── Artigo

Neste livro também aparece o Teatro Onírico, que fixa os sonhos na tela de cinema, desmistificando as teorias freudianas ao transformar os fluxos do inconsciente em entretenimento de massa.
Ele intuiu também os experimentos científicos semelhantes aos clones atuais, em que seres humanos criados pela Corporação Psíquica de Detroit desdobravam-se, multiplicando os cinco sentidos.
Após o período em que viveu nos EUA, Monteiro Lobato afirmou que a América retratada neste livro estava de acordo com o que encontrara.

Resenha



Há algum tempo comecei a investigar a gênese da produção de literatura de gênero (fantasia, ficção científica, policial, terror etc) no Brasil e, surpreendendo minhas expectativas, encontrei obras datadas do início do século passado que se enquadram nessa categoria. Uma delas é o Presidente Negro ou “O choque das Raças” (nome original do livro), de Monteiro Lobato; sim, nosso conhecidíssimo autor de literatura infantojuvenil e do Sítio do Pica-pau Amarelo. Trata-se de um enredo de ficção científica provavelmente inspirado em “A Máquina do tempo” de H.G.Wells (embora eu não tenha lido a obra deste autor), e também seu único romance adulto. O Presidente Negro foi publicado em formato de folhetim no jornal A Manhã, entre 5 de setembro e 1º de outubro de 1926.

────

◆ Desafio:
Copie integralmente, sem qualquer alteração, o artigo sobre O Presidente Negro.

── Dados de origem

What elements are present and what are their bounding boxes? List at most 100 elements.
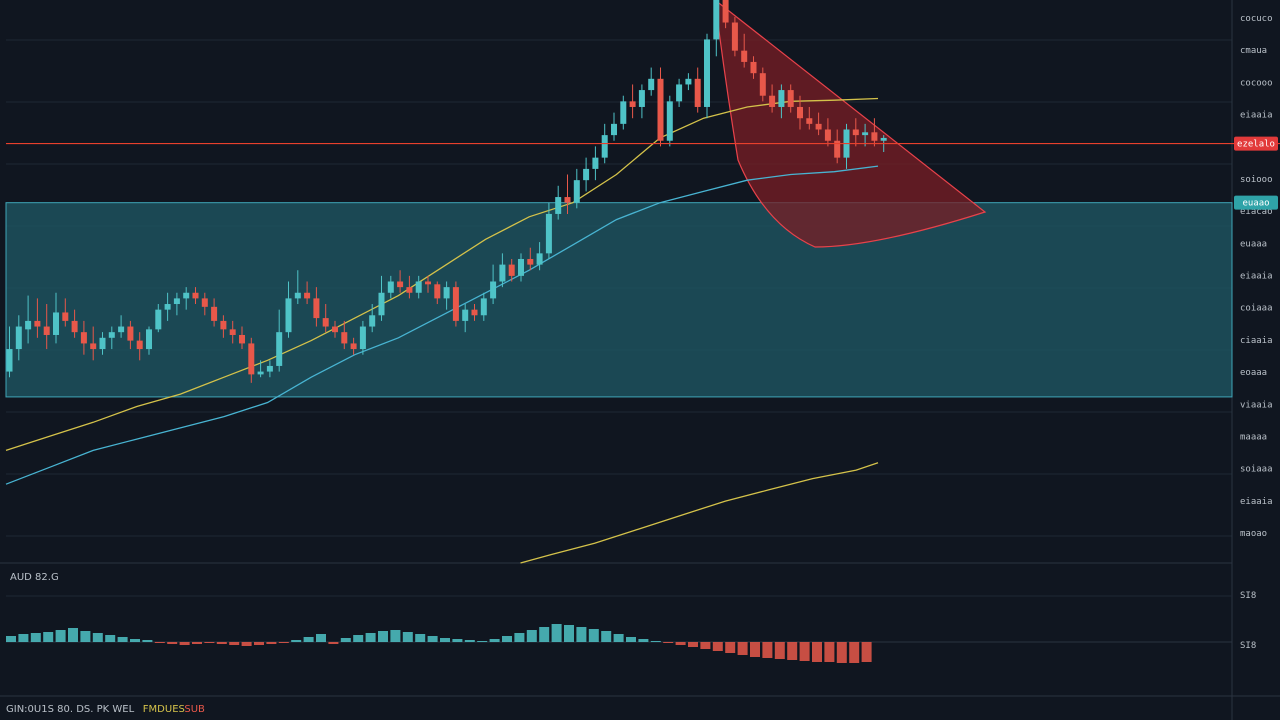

────

◆ Resposta do exercício:
Neste livro também aparece o Teatro Onírico, que fixa os sonhos na tela de cinema, desmistificando as teorias freudianas ao transformar os fluxos do inconsciente em entretenimento de massa.
Ele intuiu também os experimentos científicos semelhantes aos clones atuais, em que seres humanos criados pela Corporação Psíquica de Detroit desdobravam-se, multiplicando os cinco sentidos.
Após o período em que viveu nos EUA, Monteiro Lobato afirmou que a América retratada neste livro estava de acordo com o que encontrara.

Resenha



Há algum tempo comecei a investigar a gênese da produção de literatura de gênero (fantasia, ficção científica, policial, terror etc) no Brasil e, surpreendendo minhas expectativas, encontrei obras datadas do início do século passado que se enquadram nessa categoria. Uma delas é o Presidente Negro ou “O choque das Raças” (nome original do livro), de Monteiro Lobato; sim, nosso conhecidíssimo autor de literatura infantojuvenil e do Sítio do Pica-pau Amarelo. Trata-se de um enredo de ficção científica provavelmente inspirado em “A Máquina do tempo” de H.G.Wells (embora eu não tenha lido a obra deste autor), e também seu único romance adulto. O Presidente Negro foi publicado em formato de folhetim no jornal A Manhã, entre 5 de setembro e 1º de outubro de 1926.